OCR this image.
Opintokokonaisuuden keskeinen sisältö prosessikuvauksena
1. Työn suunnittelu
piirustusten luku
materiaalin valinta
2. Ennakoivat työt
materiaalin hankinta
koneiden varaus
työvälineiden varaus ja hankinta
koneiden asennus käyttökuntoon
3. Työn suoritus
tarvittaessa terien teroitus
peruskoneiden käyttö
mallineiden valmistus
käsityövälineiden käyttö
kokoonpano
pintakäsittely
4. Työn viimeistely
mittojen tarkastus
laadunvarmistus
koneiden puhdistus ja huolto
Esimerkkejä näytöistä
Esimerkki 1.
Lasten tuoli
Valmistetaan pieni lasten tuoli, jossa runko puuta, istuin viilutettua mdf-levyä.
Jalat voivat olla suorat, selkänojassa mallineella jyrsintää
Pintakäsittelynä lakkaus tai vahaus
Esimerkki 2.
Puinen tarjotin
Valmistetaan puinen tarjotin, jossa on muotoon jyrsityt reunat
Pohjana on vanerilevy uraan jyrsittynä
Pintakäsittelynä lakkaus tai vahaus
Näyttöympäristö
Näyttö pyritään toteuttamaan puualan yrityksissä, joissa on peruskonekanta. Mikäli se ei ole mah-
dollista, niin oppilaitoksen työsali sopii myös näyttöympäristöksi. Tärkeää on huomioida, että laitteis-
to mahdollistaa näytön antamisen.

- Set problem
Return the listing above word for word.

- Task response
OCR this image.
Opintokokonaisuuden keskeinen sisältö prosessikuvauksena
1. Työn suunnittelu
piirustusten luku
materiaalin valinta
2. Ennakoivat työt
materiaalin hankinta
koneiden varaus
työvälineiden varaus ja hankinta
koneiden asennus käyttökuntoon
3. Työn suoritus
tarvittaessa terien teroitus
peruskoneiden käyttö
mallineiden valmistus
käsityövälineiden käyttö
kokoonpano
pintakäsittely
4. Työn viimeistely
mittojen tarkastus
laadunvarmistus
koneiden puhdistus ja huolto
Esimerkkejä näytöistä
Esimerkki 1.
Lasten tuoli
Valmistetaan pieni lasten tuoli, jossa runko puuta, istuin viilutettua mdf-levyä.
Jalat voivat olla suorat, selkänojassa mallineella jyrsintää
Pintakäsittelynä lakkaus tai vahaus
Esimerkki 2.
Puinen tarjotin
Valmistetaan puinen tarjotin, jossa on muotoon jyrsityt reunat
Pohjana on vanerilevy uraan jyrsittynä
Pintakäsittelynä lakkaus tai vahaus
Näyttöympäristö
Näyttö pyritään toteuttamaan puualan yrityksissä, joissa on peruskonekanta. Mikäli se ei ole mah-
dollista, niin oppilaitoksen työsali sopii myös näyttöympäristöksi. Tärkeää on huomioida, että laitteis-
to mahdollistaa näytön antamisen.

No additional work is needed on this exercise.